> [INSTRUCTION] Take the records underneath and set them down exactly.

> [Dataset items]

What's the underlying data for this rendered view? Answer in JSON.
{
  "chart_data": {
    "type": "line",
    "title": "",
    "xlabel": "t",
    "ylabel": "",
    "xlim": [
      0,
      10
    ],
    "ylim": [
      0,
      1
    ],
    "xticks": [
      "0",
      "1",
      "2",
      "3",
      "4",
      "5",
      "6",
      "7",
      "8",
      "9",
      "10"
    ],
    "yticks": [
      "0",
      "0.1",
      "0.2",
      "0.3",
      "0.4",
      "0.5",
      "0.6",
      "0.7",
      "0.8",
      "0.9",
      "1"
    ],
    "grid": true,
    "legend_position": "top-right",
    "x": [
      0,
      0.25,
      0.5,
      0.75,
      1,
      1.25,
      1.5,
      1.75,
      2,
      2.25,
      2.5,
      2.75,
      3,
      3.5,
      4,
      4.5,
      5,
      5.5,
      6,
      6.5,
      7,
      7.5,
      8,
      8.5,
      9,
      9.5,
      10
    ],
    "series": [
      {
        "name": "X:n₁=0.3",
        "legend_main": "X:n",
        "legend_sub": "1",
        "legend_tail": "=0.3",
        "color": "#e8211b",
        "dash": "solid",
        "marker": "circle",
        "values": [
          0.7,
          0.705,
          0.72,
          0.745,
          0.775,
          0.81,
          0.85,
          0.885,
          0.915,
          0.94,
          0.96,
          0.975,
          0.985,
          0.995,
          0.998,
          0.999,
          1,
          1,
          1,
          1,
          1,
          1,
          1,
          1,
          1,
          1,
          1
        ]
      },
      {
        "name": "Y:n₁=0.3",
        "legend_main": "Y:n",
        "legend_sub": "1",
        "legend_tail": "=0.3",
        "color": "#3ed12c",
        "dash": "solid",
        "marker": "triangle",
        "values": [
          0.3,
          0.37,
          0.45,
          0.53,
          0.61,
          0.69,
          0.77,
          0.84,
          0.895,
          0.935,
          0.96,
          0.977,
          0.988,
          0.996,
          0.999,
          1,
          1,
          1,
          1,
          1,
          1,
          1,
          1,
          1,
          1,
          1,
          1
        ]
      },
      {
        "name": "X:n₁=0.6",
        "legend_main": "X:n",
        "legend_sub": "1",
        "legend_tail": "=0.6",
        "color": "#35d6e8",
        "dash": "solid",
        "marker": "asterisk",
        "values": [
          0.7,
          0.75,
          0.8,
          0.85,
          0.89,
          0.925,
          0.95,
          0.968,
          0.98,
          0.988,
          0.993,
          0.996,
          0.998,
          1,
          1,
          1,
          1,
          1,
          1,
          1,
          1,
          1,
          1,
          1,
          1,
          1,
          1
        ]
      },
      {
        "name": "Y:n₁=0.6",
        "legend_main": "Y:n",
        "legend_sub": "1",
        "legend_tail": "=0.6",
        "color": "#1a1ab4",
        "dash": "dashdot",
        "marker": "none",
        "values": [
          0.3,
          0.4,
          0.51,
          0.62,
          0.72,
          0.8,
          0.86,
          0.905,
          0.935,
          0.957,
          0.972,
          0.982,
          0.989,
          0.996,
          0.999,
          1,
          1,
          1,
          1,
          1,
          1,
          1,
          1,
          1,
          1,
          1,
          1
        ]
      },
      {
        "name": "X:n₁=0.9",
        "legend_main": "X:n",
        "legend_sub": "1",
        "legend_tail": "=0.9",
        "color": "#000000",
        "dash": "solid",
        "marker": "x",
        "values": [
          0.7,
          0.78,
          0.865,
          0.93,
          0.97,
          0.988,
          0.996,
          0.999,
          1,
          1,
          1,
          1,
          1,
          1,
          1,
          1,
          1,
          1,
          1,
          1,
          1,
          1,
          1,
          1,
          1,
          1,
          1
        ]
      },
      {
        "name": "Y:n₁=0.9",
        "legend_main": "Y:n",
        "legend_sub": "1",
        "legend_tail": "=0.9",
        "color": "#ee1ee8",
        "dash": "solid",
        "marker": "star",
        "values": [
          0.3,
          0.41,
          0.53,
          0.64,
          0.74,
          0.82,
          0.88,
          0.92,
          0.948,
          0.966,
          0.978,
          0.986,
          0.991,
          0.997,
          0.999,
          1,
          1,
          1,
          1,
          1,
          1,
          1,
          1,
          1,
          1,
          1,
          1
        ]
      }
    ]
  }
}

> [TASK RESULT]
What's the underlying data for this rendered view? Answer in JSON.
{
  "chart_data": {
    "type": "line",
    "title": "",
    "xlabel": "t",
    "ylabel": "",
    "xlim": [
      0,
      10
    ],
    "ylim": [
      0,
      1
    ],
    "xticks": [
      "0",
      "1",
      "2",
      "3",
      "4",
      "5",
      "6",
      "7",
      "8",
      "9",
      "10"
    ],
    "yticks": [
      "0",
      "0.1",
      "0.2",
      "0.3",
      "0.4",
      "0.5",
      "0.6",
      "0.7",
      "0.8",
      "0.9",
      "1"
    ],
    "grid": true,
    "legend_position": "top-right",
    "x": [
      0,
      0.25,
      0.5,
      0.75,
      1,
      1.25,
      1.5,
      1.75,
      2,
      2.25,
      2.5,
      2.75,
      3,
      3.5,
      4,
      4.5,
      5,
      5.5,
      6,
      6.5,
      7,
      7.5,
      8,
      8.5,
      9,
      9.5,
      10
    ],
    "series": [
      {
        "name": "X:n₁=0.3",
        "legend_main": "X:n",
        "legend_sub": "1",
        "legend_tail": "=0.3",
        "color": "#e8211b",
        "dash": "solid",
        "marker": "circle",
        "values": [
          0.7,
          0.705,
          0.72,
          0.745,
          0.775,
          0.81,
          0.85,
          0.885,
          0.915,
          0.94,
          0.96,
          0.975,
          0.985,
          0.995,
          0.998,
          0.999,
          1,
          1,
          1,
          1,
          1,
          1,
          1,
          1,
          1,
          1,
          1
        ]
      },
      {
        "name": "Y:n₁=0.3",
        "legend_main": "Y:n",
        "legend_sub": "1",
        "legend_tail": "=0.3",
        "color": "#3ed12c",
        "dash": "solid",
        "marker": "triangle",
        "values": [
          0.3,
          0.37,
          0.45,
          0.53,
          0.61,
          0.69,
          0.77,
          0.84,
          0.895,
          0.935,
          0.96,
          0.977,
          0.988,
          0.996,
          0.999,
          1,
          1,
          1,
          1,
          1,
          1,
          1,
          1,
          1,
          1,
          1,
          1
        ]
      },
      {
        "name": "X:n₁=0.6",
        "legend_main": "X:n",
        "legend_sub": "1",
        "legend_tail": "=0.6",
        "color": "#35d6e8",
        "dash": "solid",
        "marker": "asterisk",
        "values": [
          0.7,
          0.75,
          0.8,
          0.85,
          0.89,
          0.925,
          0.95,
          0.968,
          0.98,
          0.988,
          0.993,
          0.996,
          0.998,
          1,
          1,
          1,
          1,
          1,
          1,
          1,
          1,
          1,
          1,
          1,
          1,
          1,
          1
        ]
      },
      {
        "name": "Y:n₁=0.6",
        "legend_main": "Y:n",
        "legend_sub": "1",
        "legend_tail": "=0.6",
        "color": "#1a1ab4",
        "dash": "dashdot",
        "marker": "none",
        "values": [
          0.3,
          0.4,
          0.51,
          0.62,
          0.72,
          0.8,
          0.86,
          0.905,
          0.935,
          0.957,
          0.972,
          0.982,
          0.989,
          0.996,
          0.999,
          1,
          1,
          1,
          1,
          1,
          1,
          1,
          1,
          1,
          1,
          1,
          1
        ]
      },
      {
        "name": "X:n₁=0.9",
        "legend_main": "X:n",
        "legend_sub": "1",
        "legend_tail": "=0.9",
        "color": "#000000",
        "dash": "solid",
        "marker": "x",
        "values": [
          0.7,
          0.78,
          0.865,
          0.93,
          0.97,
          0.988,
          0.996,
          0.999,
          1,
          1,
          1,
          1,
          1,
          1,
          1,
          1,
          1,
          1,
          1,
          1,
          1,
          1,
          1,
          1,
          1,
          1,
          1
        ]
      },
      {
        "name": "Y:n₁=0.9",
        "legend_main": "Y:n",
        "legend_sub": "1",
        "legend_tail": "=0.9",
        "color": "#ee1ee8",
        "dash": "solid",
        "marker": "star",
        "values": [
          0.3,
          0.41,
          0.53,
          0.64,
          0.74,
          0.82,
          0.88,
          0.92,
          0.948,
          0.966,
          0.978,
          0.986,
          0.991,
          0.997,
          0.999,
          1,
          1,
          1,
          1,
          1,
          1,
          1,
          1,
          1,
          1,
          1,
          1
        ]
      }
    ]
  }
}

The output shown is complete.